### Problem details
Answer with a number only: how many lines of the data contain "Коран"?

Items from a data source:
- - -

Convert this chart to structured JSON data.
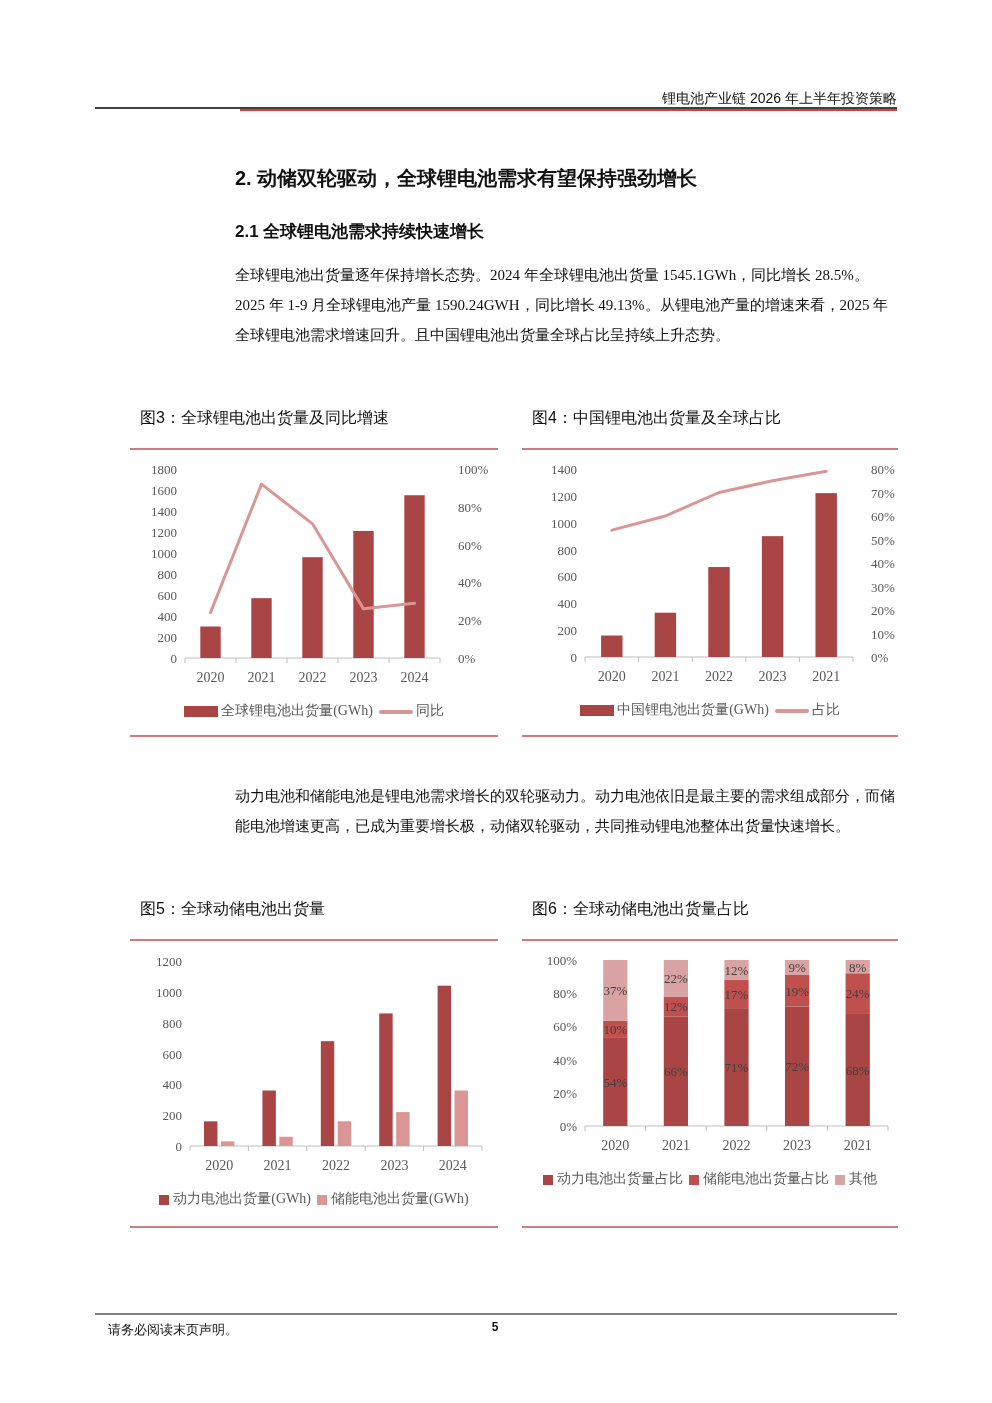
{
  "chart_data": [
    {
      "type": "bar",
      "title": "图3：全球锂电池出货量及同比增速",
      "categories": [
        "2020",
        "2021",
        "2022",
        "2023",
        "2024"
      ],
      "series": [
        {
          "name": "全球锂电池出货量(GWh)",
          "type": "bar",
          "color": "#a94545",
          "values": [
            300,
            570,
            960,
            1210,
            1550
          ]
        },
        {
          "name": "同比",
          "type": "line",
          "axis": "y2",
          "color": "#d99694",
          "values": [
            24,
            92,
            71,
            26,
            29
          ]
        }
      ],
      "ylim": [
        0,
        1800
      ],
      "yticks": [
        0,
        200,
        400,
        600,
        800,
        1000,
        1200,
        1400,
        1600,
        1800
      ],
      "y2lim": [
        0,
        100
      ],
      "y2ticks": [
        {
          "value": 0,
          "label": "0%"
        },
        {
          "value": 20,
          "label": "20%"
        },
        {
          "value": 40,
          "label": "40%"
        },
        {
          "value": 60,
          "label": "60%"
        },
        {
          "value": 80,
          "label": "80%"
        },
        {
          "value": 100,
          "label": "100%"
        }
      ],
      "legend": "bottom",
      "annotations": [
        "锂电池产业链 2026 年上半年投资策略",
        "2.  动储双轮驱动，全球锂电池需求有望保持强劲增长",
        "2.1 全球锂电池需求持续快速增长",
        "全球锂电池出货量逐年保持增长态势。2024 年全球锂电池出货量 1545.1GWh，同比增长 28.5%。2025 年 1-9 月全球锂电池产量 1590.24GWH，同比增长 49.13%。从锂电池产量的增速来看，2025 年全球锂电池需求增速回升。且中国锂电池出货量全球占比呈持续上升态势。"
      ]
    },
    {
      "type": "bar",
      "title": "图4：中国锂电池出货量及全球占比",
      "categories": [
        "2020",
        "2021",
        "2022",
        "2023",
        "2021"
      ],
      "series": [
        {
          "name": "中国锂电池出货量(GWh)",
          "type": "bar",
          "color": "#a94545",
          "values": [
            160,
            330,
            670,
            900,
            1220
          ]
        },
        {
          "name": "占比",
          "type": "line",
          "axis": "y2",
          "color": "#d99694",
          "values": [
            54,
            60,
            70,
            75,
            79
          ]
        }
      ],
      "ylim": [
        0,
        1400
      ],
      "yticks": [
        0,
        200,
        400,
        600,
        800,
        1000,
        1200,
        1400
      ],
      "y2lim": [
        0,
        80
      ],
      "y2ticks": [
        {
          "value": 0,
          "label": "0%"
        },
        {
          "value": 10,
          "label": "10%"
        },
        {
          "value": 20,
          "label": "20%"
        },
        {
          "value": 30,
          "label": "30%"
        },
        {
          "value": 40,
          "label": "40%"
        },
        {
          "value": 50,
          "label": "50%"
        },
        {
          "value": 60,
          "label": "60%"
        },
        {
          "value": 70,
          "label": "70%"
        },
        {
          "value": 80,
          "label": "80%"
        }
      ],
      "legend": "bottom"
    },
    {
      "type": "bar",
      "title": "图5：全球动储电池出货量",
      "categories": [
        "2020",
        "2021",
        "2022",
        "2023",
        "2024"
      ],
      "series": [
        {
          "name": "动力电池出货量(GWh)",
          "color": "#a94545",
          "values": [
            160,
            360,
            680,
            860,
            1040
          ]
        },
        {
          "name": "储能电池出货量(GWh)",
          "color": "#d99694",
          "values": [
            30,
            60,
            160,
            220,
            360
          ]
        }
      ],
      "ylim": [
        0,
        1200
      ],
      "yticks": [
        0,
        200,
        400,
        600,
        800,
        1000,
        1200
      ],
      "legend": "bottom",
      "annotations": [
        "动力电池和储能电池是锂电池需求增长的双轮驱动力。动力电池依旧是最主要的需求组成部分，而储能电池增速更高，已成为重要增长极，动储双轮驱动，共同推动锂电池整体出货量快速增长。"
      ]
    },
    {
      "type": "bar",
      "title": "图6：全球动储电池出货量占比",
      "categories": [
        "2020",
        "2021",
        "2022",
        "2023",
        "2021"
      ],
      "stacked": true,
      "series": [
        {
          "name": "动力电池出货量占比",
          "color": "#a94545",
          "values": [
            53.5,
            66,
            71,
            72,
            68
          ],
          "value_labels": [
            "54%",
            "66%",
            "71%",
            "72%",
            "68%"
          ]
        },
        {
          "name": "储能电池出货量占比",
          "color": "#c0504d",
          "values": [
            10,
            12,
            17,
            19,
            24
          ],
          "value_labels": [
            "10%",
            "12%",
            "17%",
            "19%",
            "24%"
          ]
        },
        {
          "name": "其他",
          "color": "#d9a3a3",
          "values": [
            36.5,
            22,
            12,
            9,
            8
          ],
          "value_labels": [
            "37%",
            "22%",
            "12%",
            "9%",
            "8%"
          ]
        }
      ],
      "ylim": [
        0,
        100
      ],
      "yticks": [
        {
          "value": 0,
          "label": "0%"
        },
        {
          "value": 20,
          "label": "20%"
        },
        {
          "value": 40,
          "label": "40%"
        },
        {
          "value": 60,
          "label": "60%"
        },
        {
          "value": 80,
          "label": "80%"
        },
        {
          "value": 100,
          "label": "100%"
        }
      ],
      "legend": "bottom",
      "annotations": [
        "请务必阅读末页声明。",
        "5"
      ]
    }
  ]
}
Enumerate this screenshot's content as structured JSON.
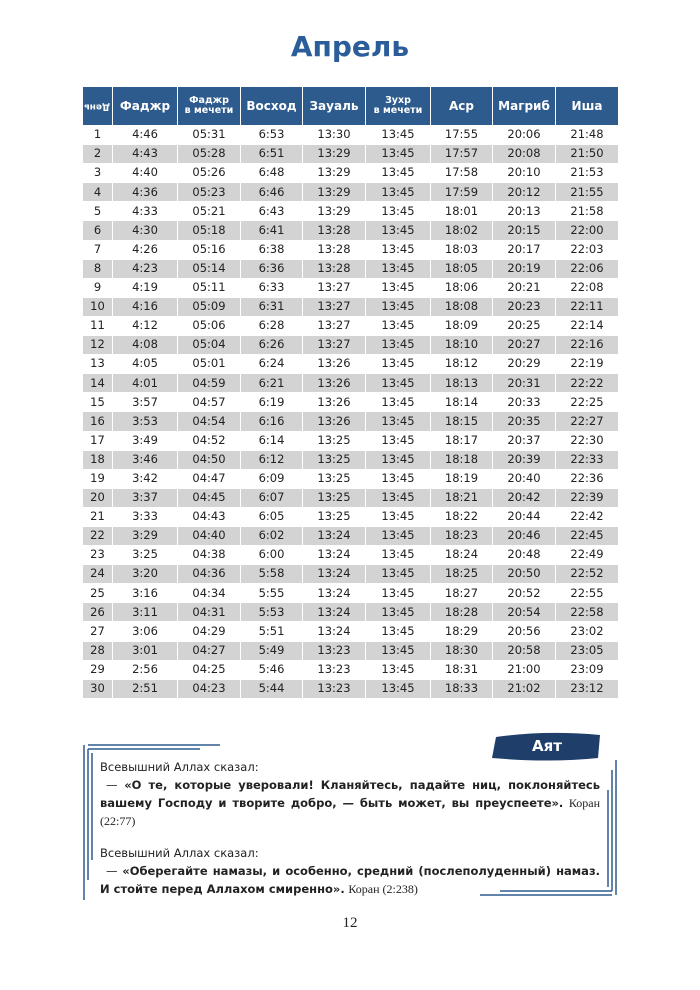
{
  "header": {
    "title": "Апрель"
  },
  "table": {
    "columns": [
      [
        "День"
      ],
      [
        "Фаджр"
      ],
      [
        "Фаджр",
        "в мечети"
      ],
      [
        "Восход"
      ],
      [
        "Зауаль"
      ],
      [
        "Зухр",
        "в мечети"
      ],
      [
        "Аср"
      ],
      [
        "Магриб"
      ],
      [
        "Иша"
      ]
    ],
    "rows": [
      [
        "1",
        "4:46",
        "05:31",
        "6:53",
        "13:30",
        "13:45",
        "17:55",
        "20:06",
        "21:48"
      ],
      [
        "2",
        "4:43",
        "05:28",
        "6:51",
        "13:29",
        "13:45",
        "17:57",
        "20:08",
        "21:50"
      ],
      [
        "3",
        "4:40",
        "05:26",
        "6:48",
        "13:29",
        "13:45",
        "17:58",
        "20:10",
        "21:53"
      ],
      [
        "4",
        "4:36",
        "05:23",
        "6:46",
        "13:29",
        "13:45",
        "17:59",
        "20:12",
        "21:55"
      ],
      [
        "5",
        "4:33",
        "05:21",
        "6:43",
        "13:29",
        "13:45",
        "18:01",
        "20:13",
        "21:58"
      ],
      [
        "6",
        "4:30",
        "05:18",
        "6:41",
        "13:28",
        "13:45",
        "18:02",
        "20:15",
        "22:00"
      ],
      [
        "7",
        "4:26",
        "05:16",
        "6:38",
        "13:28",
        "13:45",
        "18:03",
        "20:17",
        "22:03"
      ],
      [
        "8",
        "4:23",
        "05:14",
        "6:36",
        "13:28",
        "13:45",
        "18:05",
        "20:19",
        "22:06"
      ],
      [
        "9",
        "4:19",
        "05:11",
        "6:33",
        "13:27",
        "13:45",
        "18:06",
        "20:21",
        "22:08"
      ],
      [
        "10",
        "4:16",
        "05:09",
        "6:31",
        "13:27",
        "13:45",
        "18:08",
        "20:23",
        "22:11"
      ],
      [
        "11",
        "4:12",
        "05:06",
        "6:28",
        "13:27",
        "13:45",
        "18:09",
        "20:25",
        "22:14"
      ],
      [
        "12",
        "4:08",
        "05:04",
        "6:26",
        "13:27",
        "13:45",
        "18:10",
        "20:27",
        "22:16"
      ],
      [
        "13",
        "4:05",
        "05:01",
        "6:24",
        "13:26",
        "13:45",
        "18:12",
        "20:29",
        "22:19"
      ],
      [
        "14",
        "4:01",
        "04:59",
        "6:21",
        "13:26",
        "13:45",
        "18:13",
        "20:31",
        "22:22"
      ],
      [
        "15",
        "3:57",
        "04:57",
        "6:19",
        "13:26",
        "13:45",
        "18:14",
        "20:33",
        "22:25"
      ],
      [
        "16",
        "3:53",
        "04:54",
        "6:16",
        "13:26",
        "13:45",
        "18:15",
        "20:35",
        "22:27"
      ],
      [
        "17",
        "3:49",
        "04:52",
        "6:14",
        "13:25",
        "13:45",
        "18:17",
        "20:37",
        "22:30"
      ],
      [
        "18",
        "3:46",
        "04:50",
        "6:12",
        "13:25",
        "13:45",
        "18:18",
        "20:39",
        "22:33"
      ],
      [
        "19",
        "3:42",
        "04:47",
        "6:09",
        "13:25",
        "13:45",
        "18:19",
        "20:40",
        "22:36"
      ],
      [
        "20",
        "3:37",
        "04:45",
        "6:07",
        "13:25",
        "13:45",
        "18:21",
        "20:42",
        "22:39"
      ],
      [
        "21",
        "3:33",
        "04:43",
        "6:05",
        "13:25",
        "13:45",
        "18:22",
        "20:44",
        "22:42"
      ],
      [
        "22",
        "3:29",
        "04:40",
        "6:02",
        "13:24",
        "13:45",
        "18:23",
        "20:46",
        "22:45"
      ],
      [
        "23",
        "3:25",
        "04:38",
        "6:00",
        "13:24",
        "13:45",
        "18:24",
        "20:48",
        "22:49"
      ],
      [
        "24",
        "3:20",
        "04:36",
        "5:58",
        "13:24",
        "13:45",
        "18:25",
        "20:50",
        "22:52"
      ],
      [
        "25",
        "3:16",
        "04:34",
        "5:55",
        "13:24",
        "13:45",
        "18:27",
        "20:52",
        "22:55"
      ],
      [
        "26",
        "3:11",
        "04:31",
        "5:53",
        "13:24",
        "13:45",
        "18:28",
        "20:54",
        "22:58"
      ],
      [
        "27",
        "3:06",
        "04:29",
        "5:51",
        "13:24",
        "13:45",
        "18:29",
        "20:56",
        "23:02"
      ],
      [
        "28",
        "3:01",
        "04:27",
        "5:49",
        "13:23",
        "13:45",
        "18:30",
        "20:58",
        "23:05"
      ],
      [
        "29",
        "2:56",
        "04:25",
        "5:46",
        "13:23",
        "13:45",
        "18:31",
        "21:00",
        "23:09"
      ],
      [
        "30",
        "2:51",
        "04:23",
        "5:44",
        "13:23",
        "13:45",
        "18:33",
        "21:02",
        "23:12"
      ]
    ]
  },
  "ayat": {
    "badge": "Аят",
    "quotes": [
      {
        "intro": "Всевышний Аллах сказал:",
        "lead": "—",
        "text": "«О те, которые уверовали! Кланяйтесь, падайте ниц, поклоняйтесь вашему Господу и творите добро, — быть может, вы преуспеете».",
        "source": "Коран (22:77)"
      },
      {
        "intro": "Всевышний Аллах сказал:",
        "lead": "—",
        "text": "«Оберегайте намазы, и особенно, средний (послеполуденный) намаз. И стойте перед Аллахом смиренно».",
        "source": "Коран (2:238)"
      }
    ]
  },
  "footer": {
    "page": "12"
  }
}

- - -

### Complete output
2